* begin Recorded information *
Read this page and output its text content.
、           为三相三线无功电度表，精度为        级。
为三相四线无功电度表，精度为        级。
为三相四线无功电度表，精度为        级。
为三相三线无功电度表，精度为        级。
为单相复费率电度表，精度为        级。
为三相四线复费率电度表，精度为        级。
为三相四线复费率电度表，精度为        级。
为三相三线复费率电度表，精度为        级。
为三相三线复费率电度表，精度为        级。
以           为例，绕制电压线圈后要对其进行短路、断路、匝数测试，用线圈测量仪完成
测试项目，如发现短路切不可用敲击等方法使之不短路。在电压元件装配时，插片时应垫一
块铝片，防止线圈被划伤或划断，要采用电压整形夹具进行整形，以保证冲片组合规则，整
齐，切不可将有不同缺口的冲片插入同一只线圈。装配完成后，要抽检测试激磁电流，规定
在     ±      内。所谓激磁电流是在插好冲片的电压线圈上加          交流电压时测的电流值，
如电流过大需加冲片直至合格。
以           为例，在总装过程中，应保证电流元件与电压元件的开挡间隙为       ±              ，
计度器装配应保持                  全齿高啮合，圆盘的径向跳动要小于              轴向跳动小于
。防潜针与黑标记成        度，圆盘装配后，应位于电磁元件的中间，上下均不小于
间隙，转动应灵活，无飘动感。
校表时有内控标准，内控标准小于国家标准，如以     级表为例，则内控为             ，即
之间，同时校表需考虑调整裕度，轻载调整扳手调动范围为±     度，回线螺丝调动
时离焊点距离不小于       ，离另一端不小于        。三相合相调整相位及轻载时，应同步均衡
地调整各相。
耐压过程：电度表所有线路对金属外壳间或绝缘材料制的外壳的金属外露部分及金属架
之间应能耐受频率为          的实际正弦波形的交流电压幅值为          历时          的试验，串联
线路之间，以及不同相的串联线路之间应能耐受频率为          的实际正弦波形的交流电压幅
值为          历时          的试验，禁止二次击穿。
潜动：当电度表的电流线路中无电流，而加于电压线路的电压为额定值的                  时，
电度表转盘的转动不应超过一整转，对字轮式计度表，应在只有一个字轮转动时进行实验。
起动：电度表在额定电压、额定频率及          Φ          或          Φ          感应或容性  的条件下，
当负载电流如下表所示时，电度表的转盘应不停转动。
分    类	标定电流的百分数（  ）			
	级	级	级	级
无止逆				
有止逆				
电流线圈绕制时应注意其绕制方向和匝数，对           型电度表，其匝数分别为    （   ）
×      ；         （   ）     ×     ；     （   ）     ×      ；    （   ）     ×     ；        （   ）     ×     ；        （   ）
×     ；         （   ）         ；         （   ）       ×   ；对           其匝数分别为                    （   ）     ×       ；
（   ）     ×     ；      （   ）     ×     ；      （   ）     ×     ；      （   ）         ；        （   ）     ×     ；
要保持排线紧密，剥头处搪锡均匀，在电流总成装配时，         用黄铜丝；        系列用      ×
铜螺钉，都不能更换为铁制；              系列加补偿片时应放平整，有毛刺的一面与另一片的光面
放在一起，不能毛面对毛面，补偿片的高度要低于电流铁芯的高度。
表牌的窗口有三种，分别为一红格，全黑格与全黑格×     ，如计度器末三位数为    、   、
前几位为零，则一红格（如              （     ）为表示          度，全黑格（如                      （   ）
* end Recorded information *
* [To be done]: Reproduce the material above exactly; please quote every line of it.

* [Reply to the task]:
Read this page and output its text content.
、           为三相三线无功电度表，精度为        级。
为三相四线无功电度表，精度为        级。
为三相四线无功电度表，精度为        级。
为三相三线无功电度表，精度为        级。
为单相复费率电度表，精度为        级。
为三相四线复费率电度表，精度为        级。
为三相四线复费率电度表，精度为        级。
为三相三线复费率电度表，精度为        级。
为三相三线复费率电度表，精度为        级。
以           为例，绕制电压线圈后要对其进行短路、断路、匝数测试，用线圈测量仪完成
测试项目，如发现短路切不可用敲击等方法使之不短路。在电压元件装配时，插片时应垫一
块铝片，防止线圈被划伤或划断，要采用电压整形夹具进行整形，以保证冲片组合规则，整
齐，切不可将有不同缺口的冲片插入同一只线圈。装配完成后，要抽检测试激磁电流，规定
在     ±      内。所谓激磁电流是在插好冲片的电压线圈上加          交流电压时测的电流值，
如电流过大需加冲片直至合格。
以           为例，在总装过程中，应保证电流元件与电压元件的开挡间隙为       ±              ，
计度器装配应保持                  全齿高啮合，圆盘的径向跳动要小于              轴向跳动小于
。防潜针与黑标记成        度，圆盘装配后，应位于电磁元件的中间，上下均不小于
间隙，转动应灵活，无飘动感。
校表时有内控标准，内控标准小于国家标准，如以     级表为例，则内控为             ，即
之间，同时校表需考虑调整裕度，轻载调整扳手调动范围为±     度，回线螺丝调动
时离焊点距离不小于       ，离另一端不小于        。三相合相调整相位及轻载时，应同步均衡
地调整各相。
耐压过程：电度表所有线路对金属外壳间或绝缘材料制的外壳的金属外露部分及金属架
之间应能耐受频率为          的实际正弦波形的交流电压幅值为          历时          的试验，串联
线路之间，以及不同相的串联线路之间应能耐受频率为          的实际正弦波形的交流电压幅
值为          历时          的试验，禁止二次击穿。
潜动：当电度表的电流线路中无电流，而加于电压线路的电压为额定值的                  时，
电度表转盘的转动不应超过一整转，对字轮式计度表，应在只有一个字轮转动时进行实验。
起动：电度表在额定电压、额定频率及          Φ          或          Φ          感应或容性  的条件下，
当负载电流如下表所示时，电度表的转盘应不停转动。
分    类	标定电流的百分数（  ）			
	级	级	级	级
无止逆				
有止逆				
电流线圈绕制时应注意其绕制方向和匝数，对           型电度表，其匝数分别为    （   ）
×      ；         （   ）     ×     ；     （   ）     ×      ；    （   ）     ×     ；        （   ）     ×     ；        （   ）
×     ；         （   ）         ；         （   ）       ×   ；对           其匝数分别为                    （   ）     ×       ；
（   ）     ×     ；      （   ）     ×     ；      （   ）     ×     ；      （   ）         ；        （   ）     ×     ；
要保持排线紧密，剥头处搪锡均匀，在电流总成装配时，         用黄铜丝；        系列用      ×
铜螺钉，都不能更换为铁制；              系列加补偿片时应放平整，有毛刺的一面与另一片的光面
放在一起，不能毛面对毛面，补偿片的高度要低于电流铁芯的高度。
表牌的窗口有三种，分别为一红格，全黑格与全黑格×     ，如计度器末三位数为    、   、
前几位为零，则一红格（如              （     ）为表示          度，全黑格（如                      （   ）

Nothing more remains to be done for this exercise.